__SHORT PROBLEM__: Return the full material exactly.

__MATERIAL FOR THE TASK__:
+++++
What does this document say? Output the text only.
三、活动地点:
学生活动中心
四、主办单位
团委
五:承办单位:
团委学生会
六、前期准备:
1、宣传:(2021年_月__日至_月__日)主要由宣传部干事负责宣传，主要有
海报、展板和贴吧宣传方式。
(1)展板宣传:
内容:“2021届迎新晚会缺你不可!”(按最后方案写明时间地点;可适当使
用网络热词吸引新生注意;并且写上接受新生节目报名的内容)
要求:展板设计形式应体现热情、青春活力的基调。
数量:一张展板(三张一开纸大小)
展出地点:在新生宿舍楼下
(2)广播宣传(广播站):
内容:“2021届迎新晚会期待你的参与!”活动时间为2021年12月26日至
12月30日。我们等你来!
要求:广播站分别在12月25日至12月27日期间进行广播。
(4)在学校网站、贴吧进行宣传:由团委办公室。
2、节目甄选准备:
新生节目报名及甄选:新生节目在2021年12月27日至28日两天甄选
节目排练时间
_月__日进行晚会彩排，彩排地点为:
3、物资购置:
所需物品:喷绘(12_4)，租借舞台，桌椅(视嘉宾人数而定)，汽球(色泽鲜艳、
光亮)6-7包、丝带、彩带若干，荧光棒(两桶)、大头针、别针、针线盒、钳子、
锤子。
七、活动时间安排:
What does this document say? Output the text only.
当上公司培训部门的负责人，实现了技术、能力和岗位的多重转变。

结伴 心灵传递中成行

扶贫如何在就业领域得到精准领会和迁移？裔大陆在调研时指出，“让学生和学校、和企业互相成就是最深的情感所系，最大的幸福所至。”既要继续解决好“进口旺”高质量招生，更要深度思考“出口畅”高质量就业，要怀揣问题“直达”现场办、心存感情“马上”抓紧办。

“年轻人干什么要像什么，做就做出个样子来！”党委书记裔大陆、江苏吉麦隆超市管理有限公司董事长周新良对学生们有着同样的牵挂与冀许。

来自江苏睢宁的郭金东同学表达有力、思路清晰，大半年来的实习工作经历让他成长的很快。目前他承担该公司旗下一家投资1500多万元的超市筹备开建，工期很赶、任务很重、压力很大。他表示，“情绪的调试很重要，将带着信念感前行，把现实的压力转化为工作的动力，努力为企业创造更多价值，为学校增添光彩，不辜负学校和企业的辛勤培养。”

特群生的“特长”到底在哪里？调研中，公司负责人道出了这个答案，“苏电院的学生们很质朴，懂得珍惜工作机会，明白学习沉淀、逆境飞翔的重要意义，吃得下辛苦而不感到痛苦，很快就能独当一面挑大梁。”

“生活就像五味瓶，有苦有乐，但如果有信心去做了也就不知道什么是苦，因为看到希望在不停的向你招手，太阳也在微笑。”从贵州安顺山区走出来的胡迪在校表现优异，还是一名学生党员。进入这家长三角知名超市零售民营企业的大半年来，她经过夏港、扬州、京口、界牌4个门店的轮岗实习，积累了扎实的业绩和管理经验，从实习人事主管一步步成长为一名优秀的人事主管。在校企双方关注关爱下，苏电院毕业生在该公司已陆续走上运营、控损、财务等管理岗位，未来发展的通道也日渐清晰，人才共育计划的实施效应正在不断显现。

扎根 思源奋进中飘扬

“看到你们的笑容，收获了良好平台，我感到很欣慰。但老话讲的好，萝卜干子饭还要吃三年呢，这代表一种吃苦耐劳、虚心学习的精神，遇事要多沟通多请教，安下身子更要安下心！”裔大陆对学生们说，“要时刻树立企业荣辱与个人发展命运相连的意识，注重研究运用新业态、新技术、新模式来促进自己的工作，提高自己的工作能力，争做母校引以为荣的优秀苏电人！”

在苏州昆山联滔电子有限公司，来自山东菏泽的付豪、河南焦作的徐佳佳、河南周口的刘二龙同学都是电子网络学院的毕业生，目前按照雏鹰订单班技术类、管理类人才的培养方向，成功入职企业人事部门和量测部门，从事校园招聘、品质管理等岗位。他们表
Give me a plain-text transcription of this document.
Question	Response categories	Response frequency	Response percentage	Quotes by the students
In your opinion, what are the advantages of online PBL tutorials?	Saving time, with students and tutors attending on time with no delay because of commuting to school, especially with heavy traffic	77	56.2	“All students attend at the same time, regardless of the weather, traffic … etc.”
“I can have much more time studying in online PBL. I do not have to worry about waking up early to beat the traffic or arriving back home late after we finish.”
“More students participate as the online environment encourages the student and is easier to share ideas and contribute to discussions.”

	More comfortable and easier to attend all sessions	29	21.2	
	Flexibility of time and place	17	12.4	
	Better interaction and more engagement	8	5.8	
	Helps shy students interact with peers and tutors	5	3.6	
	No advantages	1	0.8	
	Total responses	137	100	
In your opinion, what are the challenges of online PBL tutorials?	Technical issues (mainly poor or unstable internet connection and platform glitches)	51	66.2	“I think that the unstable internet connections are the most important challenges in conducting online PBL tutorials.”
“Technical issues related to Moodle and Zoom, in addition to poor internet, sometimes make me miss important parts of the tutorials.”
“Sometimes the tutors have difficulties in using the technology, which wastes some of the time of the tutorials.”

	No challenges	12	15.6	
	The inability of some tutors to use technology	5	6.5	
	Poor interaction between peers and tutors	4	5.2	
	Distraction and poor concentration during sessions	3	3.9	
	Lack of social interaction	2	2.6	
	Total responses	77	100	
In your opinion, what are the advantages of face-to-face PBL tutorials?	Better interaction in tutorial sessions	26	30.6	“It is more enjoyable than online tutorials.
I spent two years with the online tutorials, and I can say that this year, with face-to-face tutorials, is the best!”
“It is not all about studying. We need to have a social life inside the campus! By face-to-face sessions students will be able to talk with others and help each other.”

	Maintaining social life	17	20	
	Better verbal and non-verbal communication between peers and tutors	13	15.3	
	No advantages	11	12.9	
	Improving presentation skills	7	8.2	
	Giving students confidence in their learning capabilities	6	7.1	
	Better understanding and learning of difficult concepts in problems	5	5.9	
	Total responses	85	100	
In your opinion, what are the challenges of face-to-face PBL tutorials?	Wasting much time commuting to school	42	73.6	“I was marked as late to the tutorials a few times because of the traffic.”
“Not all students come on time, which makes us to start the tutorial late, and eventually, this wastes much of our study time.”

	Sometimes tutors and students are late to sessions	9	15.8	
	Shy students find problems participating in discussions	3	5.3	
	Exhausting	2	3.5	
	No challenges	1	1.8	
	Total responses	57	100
+++++
__FULL SOLUTION__:
What does this document say? Output the text only.
三、活动地点:
学生活动中心
四、主办单位
团委
五:承办单位:
团委学生会
六、前期准备:
1、宣传:(2021年_月__日至_月__日)主要由宣传部干事负责宣传，主要有
海报、展板和贴吧宣传方式。
(1)展板宣传:
内容:“2021届迎新晚会缺你不可!”(按最后方案写明时间地点;可适当使
用网络热词吸引新生注意;并且写上接受新生节目报名的内容)
要求:展板设计形式应体现热情、青春活力的基调。
数量:一张展板(三张一开纸大小)
展出地点:在新生宿舍楼下
(2)广播宣传(广播站):
内容:“2021届迎新晚会期待你的参与!”活动时间为2021年12月26日至
12月30日。我们等你来!
要求:广播站分别在12月25日至12月27日期间进行广播。
(4)在学校网站、贴吧进行宣传:由团委办公室。
2、节目甄选准备:
新生节目报名及甄选:新生节目在2021年12月27日至28日两天甄选
节目排练时间
_月__日进行晚会彩排，彩排地点为:
3、物资购置:
所需物品:喷绘(12_4)，租借舞台，桌椅(视嘉宾人数而定)，汽球(色泽鲜艳、
光亮)6-7包、丝带、彩带若干，荧光棒(两桶)、大头针、别针、针线盒、钳子、
锤子。
七、活动时间安排:
What does this document say? Output the text only.
当上公司培训部门的负责人，实现了技术、能力和岗位的多重转变。

结伴 心灵传递中成行

扶贫如何在就业领域得到精准领会和迁移？裔大陆在调研时指出，“让学生和学校、和企业互相成就是最深的情感所系，最大的幸福所至。”既要继续解决好“进口旺”高质量招生，更要深度思考“出口畅”高质量就业，要怀揣问题“直达”现场办、心存感情“马上”抓紧办。

“年轻人干什么要像什么，做就做出个样子来！”党委书记裔大陆、江苏吉麦隆超市管理有限公司董事长周新良对学生们有着同样的牵挂与冀许。

来自江苏睢宁的郭金东同学表达有力、思路清晰，大半年来的实习工作经历让他成长的很快。目前他承担该公司旗下一家投资1500多万元的超市筹备开建，工期很赶、任务很重、压力很大。他表示，“情绪的调试很重要，将带着信念感前行，把现实的压力转化为工作的动力，努力为企业创造更多价值，为学校增添光彩，不辜负学校和企业的辛勤培养。”

特群生的“特长”到底在哪里？调研中，公司负责人道出了这个答案，“苏电院的学生们很质朴，懂得珍惜工作机会，明白学习沉淀、逆境飞翔的重要意义，吃得下辛苦而不感到痛苦，很快就能独当一面挑大梁。”

“生活就像五味瓶，有苦有乐，但如果有信心去做了也就不知道什么是苦，因为看到希望在不停的向你招手，太阳也在微笑。”从贵州安顺山区走出来的胡迪在校表现优异，还是一名学生党员。进入这家长三角知名超市零售民营企业的大半年来，她经过夏港、扬州、京口、界牌4个门店的轮岗实习，积累了扎实的业绩和管理经验，从实习人事主管一步步成长为一名优秀的人事主管。在校企双方关注关爱下，苏电院毕业生在该公司已陆续走上运营、控损、财务等管理岗位，未来发展的通道也日渐清晰，人才共育计划的实施效应正在不断显现。

扎根 思源奋进中飘扬

“看到你们的笑容，收获了良好平台，我感到很欣慰。但老话讲的好，萝卜干子饭还要吃三年呢，这代表一种吃苦耐劳、虚心学习的精神，遇事要多沟通多请教，安下身子更要安下心！”裔大陆对学生们说，“要时刻树立企业荣辱与个人发展命运相连的意识，注重研究运用新业态、新技术、新模式来促进自己的工作，提高自己的工作能力，争做母校引以为荣的优秀苏电人！”

在苏州昆山联滔电子有限公司，来自山东菏泽的付豪、河南焦作的徐佳佳、河南周口的刘二龙同学都是电子网络学院的毕业生，目前按照雏鹰订单班技术类、管理类人才的培养方向，成功入职企业人事部门和量测部门，从事校园招聘、品质管理等岗位。他们表
Give me a plain-text transcription of this document.
Question	Response categories	Response frequency	Response percentage	Quotes by the students
In your opinion, what are the advantages of online PBL tutorials?	Saving time, with students and tutors attending on time with no delay because of commuting to school, especially with heavy traffic	77	56.2	“All students attend at the same time, regardless of the weather, traffic … etc.”
“I can have much more time studying in online PBL. I do not have to worry about waking up early to beat the traffic or arriving back home late after we finish.”
“More students participate as the online environment encourages the student and is easier to share ideas and contribute to discussions.”

	More comfortable and easier to attend all sessions	29	21.2	
	Flexibility of time and place	17	12.4	
	Better interaction and more engagement	8	5.8	
	Helps shy students interact with peers and tutors	5	3.6	
	No advantages	1	0.8	
	Total responses	137	100	
In your opinion, what are the challenges of online PBL tutorials?	Technical issues (mainly poor or unstable internet connection and platform glitches)	51	66.2	“I think that the unstable internet connections are the most important challenges in conducting online PBL tutorials.”
“Technical issues related to Moodle and Zoom, in addition to poor internet, sometimes make me miss important parts of the tutorials.”
“Sometimes the tutors have difficulties in using the technology, which wastes some of the time of the tutorials.”

	No challenges	12	15.6	
	The inability of some tutors to use technology	5	6.5	
	Poor interaction between peers and tutors	4	5.2	
	Distraction and poor concentration during sessions	3	3.9	
	Lack of social interaction	2	2.6	
	Total responses	77	100	
In your opinion, what are the advantages of face-to-face PBL tutorials?	Better interaction in tutorial sessions	26	30.6	“It is more enjoyable than online tutorials.
I spent two years with the online tutorials, and I can say that this year, with face-to-face tutorials, is the best!”
“It is not all about studying. We need to have a social life inside the campus! By face-to-face sessions students will be able to talk with others and help each other.”

	Maintaining social life	17	20	
	Better verbal and non-verbal communication between peers and tutors	13	15.3	
	No advantages	11	12.9	
	Improving presentation skills	7	8.2	
	Giving students confidence in their learning capabilities	6	7.1	
	Better understanding and learning of difficult concepts in problems	5	5.9	
	Total responses	85	100	
In your opinion, what are the challenges of face-to-face PBL tutorials?	Wasting much time commuting to school	42	73.6	“I was marked as late to the tutorials a few times because of the traffic.”
“Not all students come on time, which makes us to start the tutorial late, and eventually, this wastes much of our study time.”

	Sometimes tutors and students are late to sessions	9	15.8	
	Shy students find problems participating in discussions	3	5.3	
	Exhausting	2	3.5	
	No challenges	1	1.8	
	Total responses	57	100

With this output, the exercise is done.